▶ **Extract provided**

━━━━━━━━━━━━━━━━

In asynchronous modes, the pace rate is programmed and “fixed” regardless of a patient’s intrinsic rhythm. This method can be unsafe when used inappropriately due to the “R on T phenomena” because it can lead to ventricular fibrillation.
Failure to Sense
Failure to SENSE is a type of pacemaker failure when a pacemaker spike occurs where it shouldn’t be. AKA…the pacemaker has failed to sense the patient’s underlying intrinsic rhythm. Some potential causes include: the positioning of the lead, battery failure, and improper settings.
Here is what you can do:
- Assess sensitivity threshold–the mV may be too high
- Change the battery
- Assess catheter position
Failure to Capture
Failure to CAPTURE is a type of pacemaker failure where a pacing spike occurs but nothing follows. Some potential causes are: improper patient positioning, battery failure, low voltage, inadequate connection, and fibrosis of the catheter tip.
Here is what you can do:
- Increase the mA 10% above capture threshold to give a safety margin
- Reposition the patient
- Change the battery
- Reposition the catheter (need an MD for this)
- Check labs
Failure to Pace
Failure to PACE is a pacemaker failure where pacemaker spikes are “missing” or do not occur at all. Some potential causes of this are: device issues (battery failure), lead dislodgement, or pad dislodgement.
Here is what you can do:
- Assess the connections/pad adherence
- Ensure device is plugged in
- Get a new device
- Start CPR if needed
Transvenous Pacing
Transvenous pacing is another type of emergent, temporary pacing you may come across. The pacing electrode is inserted through a vein and balloon-guided to the right ventricle. Transvenous pacers can be inserted at the bedside or in the cath lab. The right IJ is the preferred insertion site but the femoral vein or left subclavian may also be used.
Initial settings for transvenous pacing are typically:
- Rate: 60-80ish bpm
- Current (output): 5-10 mA is safe
- Mode: VVI
- Sensitivity: 2ish mV is safe
It is important to keep in mind that patients may need a higher energy (mA) in acidosis, electrolyte imbalances, or if the transvenous pacer has been in for a few days.
Proper Nursing Care for Transvenous Pacing
When caring for a patient with a transvenous pacemaker, it is important to keep the following in mind:
- Immobilize affected extremity
- Monitor extremity distal to insertion site
- Possible bed rest
- Daily chest x-ray
- Do not bolus fluids through the introducer
- Monitor for signs of perforation
Hiccups with Pacemaker
If your patient ever has relentless hiccups with a cardiac pacing device, this needs to be taken seriously. Hiccups after cardiac pacemaker placement should raise concern for diaphragmatic pacing and lead perforation. This is a rare complication, but has the potential to be very lethal.

━━━━━━━━━━━━━━━━

▶ **Exercise data**
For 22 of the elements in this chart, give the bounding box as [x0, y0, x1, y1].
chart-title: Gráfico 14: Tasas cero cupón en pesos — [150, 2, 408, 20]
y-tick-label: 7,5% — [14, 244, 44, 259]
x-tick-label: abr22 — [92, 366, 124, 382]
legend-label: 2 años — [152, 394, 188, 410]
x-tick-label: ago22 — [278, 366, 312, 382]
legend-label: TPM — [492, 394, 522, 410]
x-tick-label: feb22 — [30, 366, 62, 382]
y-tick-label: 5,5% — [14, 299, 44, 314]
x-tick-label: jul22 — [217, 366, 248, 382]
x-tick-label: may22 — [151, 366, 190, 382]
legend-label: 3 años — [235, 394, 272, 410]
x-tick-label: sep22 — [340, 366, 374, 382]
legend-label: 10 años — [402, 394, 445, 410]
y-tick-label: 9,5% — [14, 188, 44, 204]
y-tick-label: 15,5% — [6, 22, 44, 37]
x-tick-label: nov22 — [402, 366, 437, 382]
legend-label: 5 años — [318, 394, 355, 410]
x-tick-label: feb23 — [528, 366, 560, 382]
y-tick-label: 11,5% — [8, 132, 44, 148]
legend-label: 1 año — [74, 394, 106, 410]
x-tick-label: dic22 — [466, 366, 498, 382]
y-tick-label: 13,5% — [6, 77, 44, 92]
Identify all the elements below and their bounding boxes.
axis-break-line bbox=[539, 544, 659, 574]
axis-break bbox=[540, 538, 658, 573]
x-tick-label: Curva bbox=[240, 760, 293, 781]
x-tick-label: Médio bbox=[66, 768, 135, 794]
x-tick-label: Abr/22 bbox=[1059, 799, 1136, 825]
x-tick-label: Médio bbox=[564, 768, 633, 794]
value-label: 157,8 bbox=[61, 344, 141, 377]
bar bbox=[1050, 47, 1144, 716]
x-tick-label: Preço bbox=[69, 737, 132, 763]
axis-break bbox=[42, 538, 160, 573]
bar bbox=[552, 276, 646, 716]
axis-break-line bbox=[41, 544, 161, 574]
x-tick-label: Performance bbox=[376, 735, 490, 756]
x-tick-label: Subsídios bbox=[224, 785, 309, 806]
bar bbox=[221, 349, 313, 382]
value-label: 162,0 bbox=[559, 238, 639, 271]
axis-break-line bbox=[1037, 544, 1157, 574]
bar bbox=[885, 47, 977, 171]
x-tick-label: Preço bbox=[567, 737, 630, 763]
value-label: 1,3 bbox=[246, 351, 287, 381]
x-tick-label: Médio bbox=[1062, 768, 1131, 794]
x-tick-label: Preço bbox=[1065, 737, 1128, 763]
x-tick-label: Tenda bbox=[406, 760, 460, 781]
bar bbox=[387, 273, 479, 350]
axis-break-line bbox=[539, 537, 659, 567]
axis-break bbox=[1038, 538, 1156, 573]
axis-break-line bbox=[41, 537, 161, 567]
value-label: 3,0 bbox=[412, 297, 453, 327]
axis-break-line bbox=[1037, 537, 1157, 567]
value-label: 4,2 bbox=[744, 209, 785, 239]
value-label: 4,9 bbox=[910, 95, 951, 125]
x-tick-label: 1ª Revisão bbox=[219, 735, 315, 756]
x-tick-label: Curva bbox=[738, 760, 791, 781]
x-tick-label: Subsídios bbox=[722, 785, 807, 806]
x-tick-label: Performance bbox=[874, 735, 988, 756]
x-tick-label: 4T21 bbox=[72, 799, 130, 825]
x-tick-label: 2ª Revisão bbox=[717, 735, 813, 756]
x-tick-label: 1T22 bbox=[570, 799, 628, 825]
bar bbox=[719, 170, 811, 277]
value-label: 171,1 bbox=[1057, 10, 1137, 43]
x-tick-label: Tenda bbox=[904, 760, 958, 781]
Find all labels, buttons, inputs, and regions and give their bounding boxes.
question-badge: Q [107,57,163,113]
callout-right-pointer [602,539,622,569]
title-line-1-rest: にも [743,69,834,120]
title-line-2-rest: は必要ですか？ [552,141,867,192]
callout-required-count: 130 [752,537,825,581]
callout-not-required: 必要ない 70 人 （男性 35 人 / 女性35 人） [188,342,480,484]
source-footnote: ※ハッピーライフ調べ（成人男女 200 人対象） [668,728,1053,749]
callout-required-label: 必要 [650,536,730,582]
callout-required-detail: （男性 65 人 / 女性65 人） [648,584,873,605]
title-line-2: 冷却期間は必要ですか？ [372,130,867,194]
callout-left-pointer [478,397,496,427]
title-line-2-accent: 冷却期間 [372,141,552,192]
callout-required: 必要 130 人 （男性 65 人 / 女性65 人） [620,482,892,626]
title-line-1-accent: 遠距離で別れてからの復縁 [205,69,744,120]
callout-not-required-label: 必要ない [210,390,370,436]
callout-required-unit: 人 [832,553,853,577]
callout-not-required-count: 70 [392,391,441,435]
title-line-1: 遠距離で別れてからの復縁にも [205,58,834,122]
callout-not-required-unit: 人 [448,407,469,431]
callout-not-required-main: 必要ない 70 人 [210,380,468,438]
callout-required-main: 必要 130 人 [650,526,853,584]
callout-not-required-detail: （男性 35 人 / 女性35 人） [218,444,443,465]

━━━━━━━━━━━━━━━━

▶ **Prompt 1**
Do the following statements agree with the pacemaker text? Answer yes or no for each and quote the words of the text that decide it.
(a) The right IJ is the preferred insertion site for transvenous pacing.
(b) Failure to capture means that pacemaker spikes do not occur at all.
(c) Fluids may be bolused through the introducer of a transvenous pacemaker.
▶ **Prompt 2**
According to the pacemaker text, what mode is typically used as an initial setting for transvenous pacing?
▶ **Prompt 3**
Please return the passage of the pacemaker text starting with "- Check labs" and going on through "or pad dislodgement.".

▶ **Exercise output 1**
(a) Yes: "The right IJ is the preferred insertion site"
(b) No: "a pacing spike occurs but nothing follows"
(c) No: "Do not bolus fluids through the introducer"

▶ **Exercise output 2**
VVI.

▶ **Exercise output 3**
- Check labs
Failure to Pace
Failure to PACE is a pacemaker failure where pacemaker spikes are “missing” or do not occur at all. Some potential causes of this are: device issues (battery failure), lead dislodgement, or pad dislodgement.